### Records for the exercise
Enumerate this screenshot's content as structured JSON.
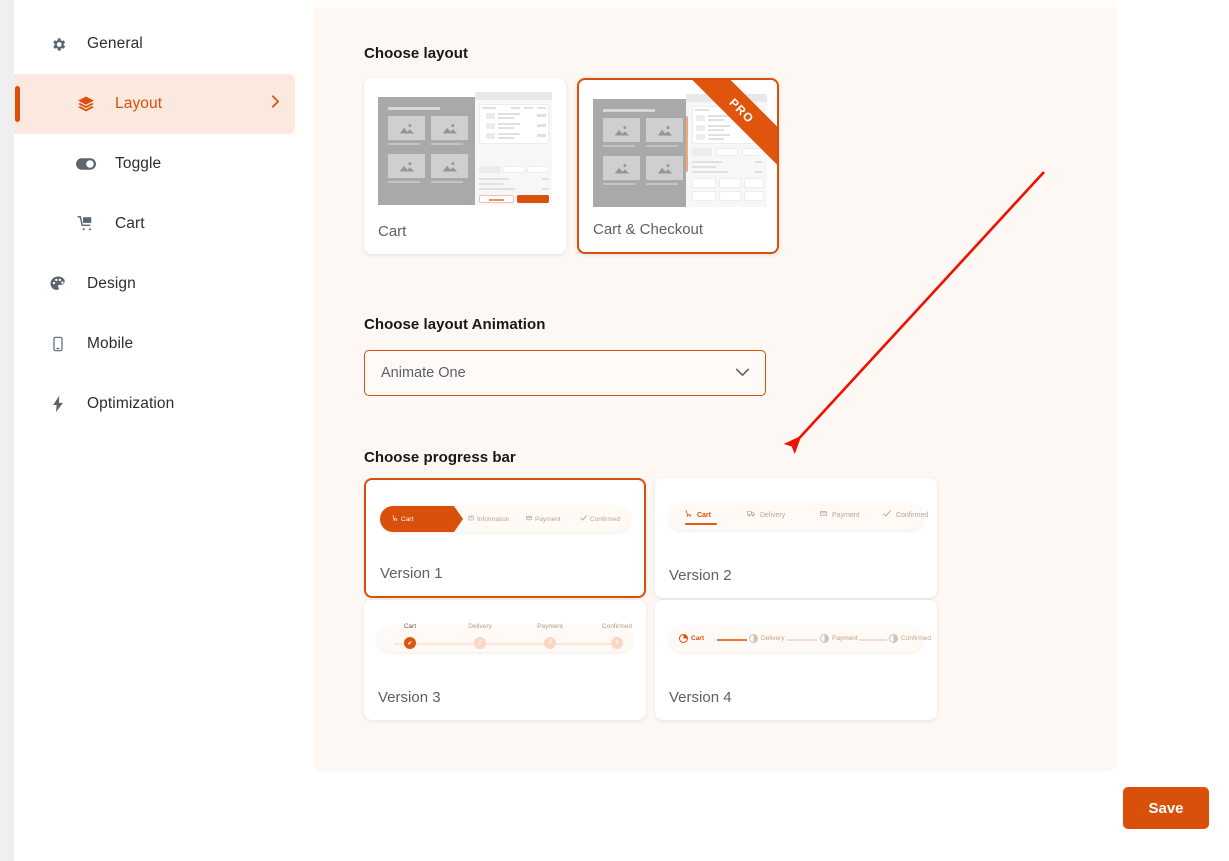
{
  "sidebar": {
    "items": [
      {
        "label": "General",
        "icon": "gear-icon",
        "level": 1,
        "active": false
      },
      {
        "label": "Layout",
        "icon": "layers-icon",
        "level": 2,
        "active": true
      },
      {
        "label": "Toggle",
        "icon": "toggle-icon",
        "level": 2,
        "active": false
      },
      {
        "label": "Cart",
        "icon": "cart-icon",
        "level": 2,
        "active": false
      },
      {
        "label": "Design",
        "icon": "palette-icon",
        "level": 1,
        "active": false
      },
      {
        "label": "Mobile",
        "icon": "mobile-icon",
        "level": 1,
        "active": false
      },
      {
        "label": "Optimization",
        "icon": "lightning-icon",
        "level": 1,
        "active": false
      }
    ]
  },
  "main": {
    "layout_section": {
      "title": "Choose layout",
      "options": [
        {
          "label": "Cart",
          "selected": false,
          "badge": ""
        },
        {
          "label": "Cart & Checkout",
          "selected": true,
          "badge": "PRO"
        }
      ]
    },
    "animation_section": {
      "title": "Choose layout Animation",
      "selected": "Animate One",
      "chevron": "chevron-down-icon"
    },
    "progress_section": {
      "title": "Choose progress bar",
      "options": [
        {
          "label": "Version 1",
          "selected": true,
          "steps": [
            {
              "text": "Cart",
              "glyph": "Ὥ2",
              "active": true
            },
            {
              "text": "Information",
              "glyph": "info",
              "active": false
            },
            {
              "text": "Payment",
              "glyph": "card",
              "active": false
            },
            {
              "text": "Confirmed",
              "glyph": "check",
              "active": false
            }
          ]
        },
        {
          "label": "Version 2",
          "selected": false,
          "steps": [
            {
              "text": "Cart",
              "glyph": "cart",
              "active": true
            },
            {
              "text": "Delivery",
              "glyph": "truck",
              "active": false
            },
            {
              "text": "Payment",
              "glyph": "card",
              "active": false
            },
            {
              "text": "Confirmed",
              "glyph": "check",
              "active": false
            }
          ]
        },
        {
          "label": "Version 3",
          "selected": false,
          "steps": [
            {
              "text": "Cart",
              "num": "✔",
              "active": true
            },
            {
              "text": "Delivery",
              "num": "2",
              "active": false
            },
            {
              "text": "Payment",
              "num": "3",
              "active": false
            },
            {
              "text": "Confirmed",
              "num": "4",
              "active": false
            }
          ]
        },
        {
          "label": "Version 4",
          "selected": false,
          "steps": [
            {
              "text": "Cart",
              "active": true
            },
            {
              "text": "Delivery",
              "active": false
            },
            {
              "text": "Payment",
              "active": false
            },
            {
              "text": "Confirmed",
              "active": false
            }
          ]
        }
      ]
    }
  },
  "footer": {
    "save_label": "Save"
  },
  "annotation": {
    "arrow_color": "#f01000"
  },
  "colors": {
    "accent": "#d9500a",
    "accent_soft": "#fbe9df",
    "panel_bg": "#fdf8f4",
    "sidebar_bg": "#ffffff",
    "gutter": "#efeff0",
    "text": "#2b2f33",
    "muted": "#5c6166"
  }
}
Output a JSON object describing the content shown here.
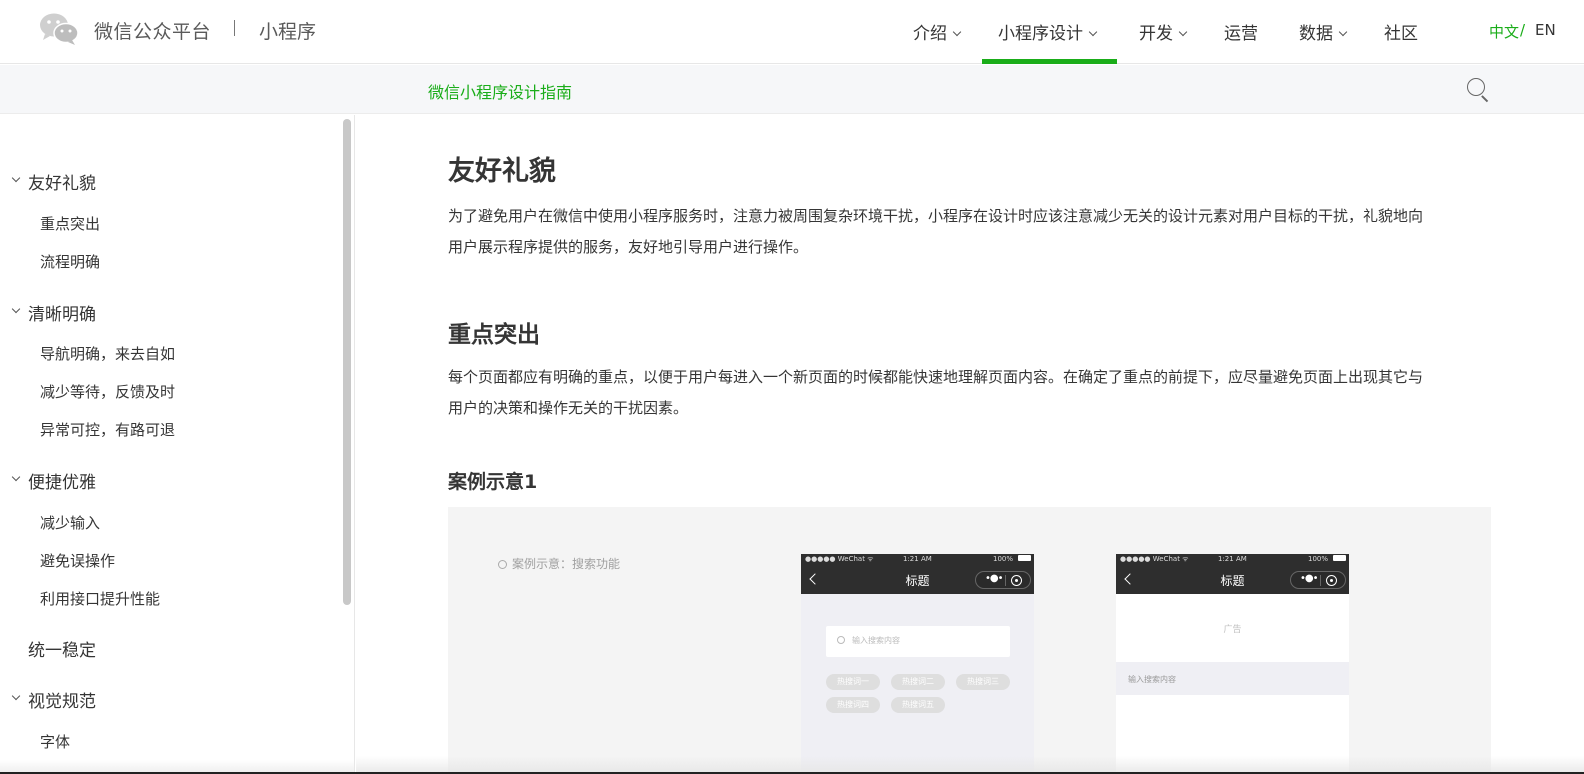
{
  "header": {
    "brand": "微信公众平台",
    "brand_sub": "小程序",
    "nav": [
      {
        "label": "介绍"
      },
      {
        "label": "小程序设计"
      },
      {
        "label": "开发"
      },
      {
        "label": "运营"
      },
      {
        "label": "数据"
      },
      {
        "label": "社区"
      }
    ],
    "active_nav": "小程序设计",
    "lang_cn": "中文",
    "lang_sep": "/",
    "lang_en": "EN"
  },
  "subheader": {
    "title": "微信小程序设计指南",
    "search_icon": "search-icon"
  },
  "sidebar": {
    "groups": [
      {
        "label": "友好礼貌",
        "items": [
          "重点突出",
          "流程明确"
        ]
      },
      {
        "label": "清晰明确",
        "items": [
          "导航明确，来去自如",
          "减少等待，反馈及时",
          "异常可控，有路可退"
        ]
      },
      {
        "label": "便捷优雅",
        "items": [
          "减少输入",
          "避免误操作",
          "利用接口提升性能"
        ]
      },
      {
        "label": "统一稳定",
        "items": []
      },
      {
        "label": "视觉规范",
        "items": [
          "字体"
        ]
      }
    ]
  },
  "content": {
    "h1": "友好礼貌",
    "p1_line1": "为了避免用户在微信中使用小程序服务时，注意力被周围复杂环境干扰，小程序在设计时应该注意减少无关的设计元素对用户目标的干扰，礼貌地向",
    "p1_line2": "用户展示程序提供的服务，友好地引导用户进行操作。",
    "h2": "重点突出",
    "p2_line1": "每个页面都应有明确的重点，以便于用户每进入一个新页面的时候都能快速地理解页面内容。在确定了重点的前提下，应尽量避免页面上出现其它与",
    "p2_line2": "用户的决策和操作无关的干扰因素。",
    "h3": "案例示意1",
    "example": {
      "caption": "案例示意：搜索功能",
      "phone": {
        "carrier": "●●●●● WeChat ᯤ",
        "time": "1:21 AM",
        "battery": "100%",
        "title": "标题",
        "capsule_dots": "•●•"
      },
      "phone_a": {
        "search_placeholder": "输入搜索内容",
        "tags": [
          "热搜词一",
          "热搜词二",
          "热搜词三",
          "热搜词四",
          "热搜词五"
        ]
      },
      "phone_b": {
        "ad": "广告",
        "search_placeholder": "输入搜索内容"
      }
    }
  },
  "colors": {
    "accent": "#1aad19",
    "text": "#353535",
    "phone_bar": "#2e2e2e"
  }
}
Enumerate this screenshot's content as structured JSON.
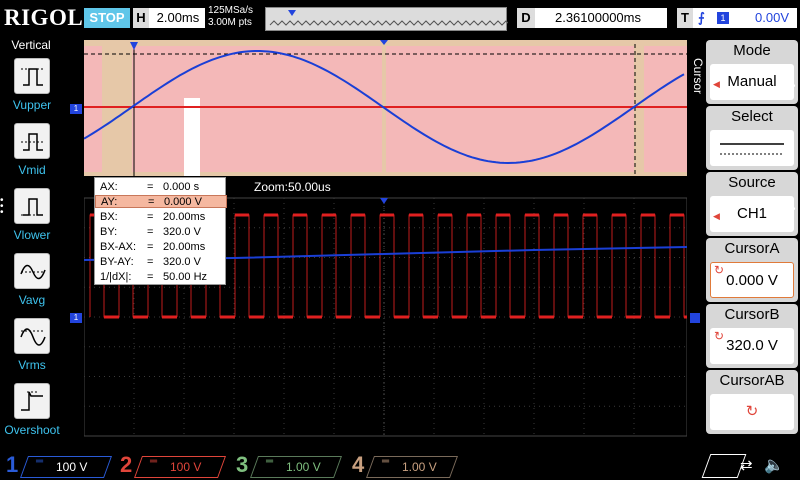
{
  "topbar": {
    "brand": "RIGOL",
    "status": "STOP",
    "h_key": "H",
    "timebase": "2.00ms",
    "sample_rate": "125MSa/s",
    "mem_depth": "3.00M pts",
    "d_key": "D",
    "delay": "2.36100000ms",
    "t_key": "T",
    "trigger_edge": "⨍",
    "trigger_source": "1",
    "trigger_level": "0.00V"
  },
  "leftbar": {
    "title": "Vertical",
    "items": [
      {
        "label": "Vupper",
        "icon": "vupper-icon"
      },
      {
        "label": "Vmid",
        "icon": "vmid-icon"
      },
      {
        "label": "Vlower",
        "icon": "vlower-icon"
      },
      {
        "label": "Vavg",
        "icon": "vavg-icon"
      },
      {
        "label": "Vrms",
        "icon": "vrms-icon"
      },
      {
        "label": "Overshoot",
        "icon": "overshoot-icon"
      }
    ]
  },
  "readout": [
    {
      "key": "AX:",
      "value": "0.000 s"
    },
    {
      "key": "AY:",
      "value": "0.000 V"
    },
    {
      "key": "BX:",
      "value": "20.00ms"
    },
    {
      "key": "BY:",
      "value": "320.0 V"
    },
    {
      "key": "BX-AX:",
      "value": "20.00ms"
    },
    {
      "key": "BY-AY:",
      "value": "320.0 V"
    },
    {
      "key": "1/|dX|:",
      "value": "50.00 Hz"
    }
  ],
  "readout_eq": "=",
  "zoom": "Zoom:50.00us",
  "channel_marker": "1",
  "rightpanel": {
    "side_label": "Cursor",
    "mode": {
      "label": "Mode",
      "value": "Manual"
    },
    "select": {
      "label": "Select"
    },
    "source": {
      "label": "Source",
      "value": "CH1"
    },
    "cursor_a": {
      "label": "CursorA",
      "value": "0.000 V"
    },
    "cursor_b": {
      "label": "CursorB",
      "value": "320.0 V"
    },
    "cursor_ab": {
      "label": "CursorAB"
    }
  },
  "bottombar": {
    "channels": [
      {
        "num": "1",
        "coupling": "═",
        "scale": "100 V",
        "color": "#2a5bd7"
      },
      {
        "num": "2",
        "coupling": "═",
        "scale": "100 V",
        "color": "#e0453a"
      },
      {
        "num": "3",
        "coupling": "═",
        "scale": "1.00 V",
        "color": "#7fbf7f"
      },
      {
        "num": "4",
        "coupling": "═",
        "scale": "1.00 V",
        "color": "#c8a080"
      }
    ]
  },
  "colors": {
    "ch1_trace": "#1a3fd6",
    "ch2_trace": "#e02020",
    "accent": "#5fc6e9",
    "overview_bg": "#e6c8a8",
    "overview_band": "#f4b8b8"
  }
}
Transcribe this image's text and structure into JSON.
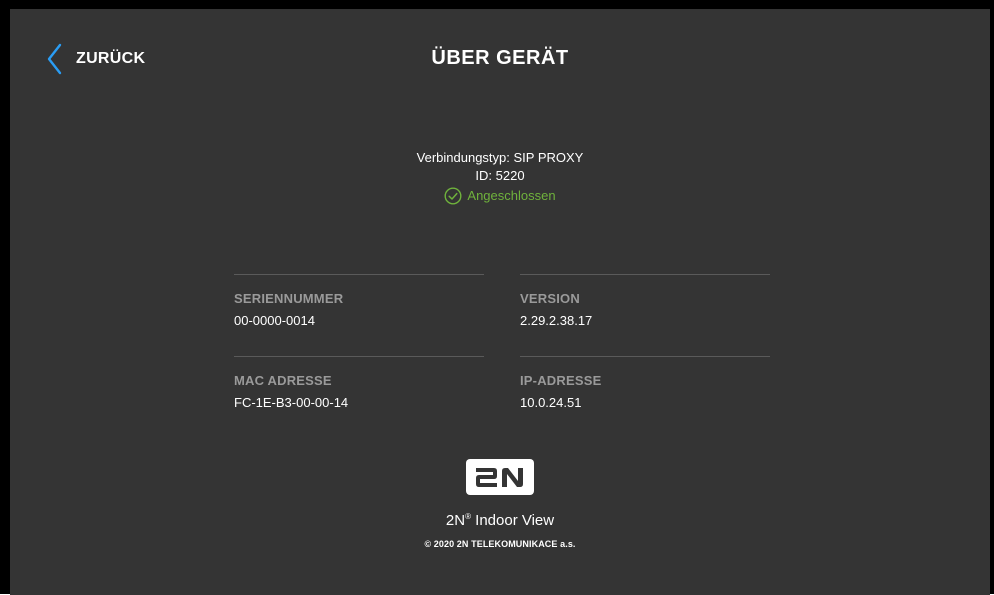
{
  "header": {
    "back_label": "ZURÜCK",
    "title": "ÜBER GERÄT"
  },
  "connection": {
    "type_line": "Verbindungstyp: SIP PROXY",
    "id_line": "ID: 5220",
    "status_text": "Angeschlossen",
    "status_color": "#6fb23c"
  },
  "info": {
    "serial": {
      "label": "SERIENNUMMER",
      "value": "00-0000-0014"
    },
    "version": {
      "label": "VERSION",
      "value": "2.29.2.38.17"
    },
    "mac": {
      "label": "MAC ADRESSE",
      "value": "FC-1E-B3-00-00-14"
    },
    "ip": {
      "label": "IP-ADRESSE",
      "value": "10.0.24.51"
    }
  },
  "brand": {
    "logo_text": "2N",
    "product_name": "2N",
    "product_registered": "®",
    "product_suffix": " Indoor View",
    "copyright": "© 2020 2N TELEKOMUNIKACE a.s."
  },
  "colors": {
    "background": "#343434",
    "accent": "#2a9df4",
    "label": "#9a9a9a",
    "divider": "#5a5a5a"
  },
  "icons": {
    "back": "chevron-left-icon",
    "status": "check-circle-icon",
    "logo": "2n-logo"
  }
}
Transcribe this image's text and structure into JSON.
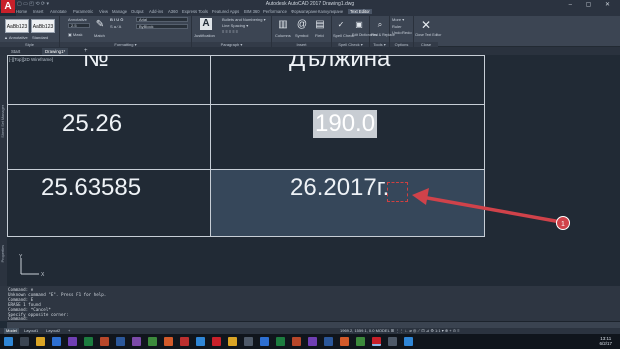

### What is asked
Report how many lines contain "title". Give nothing but the number.

### Answer to the task
7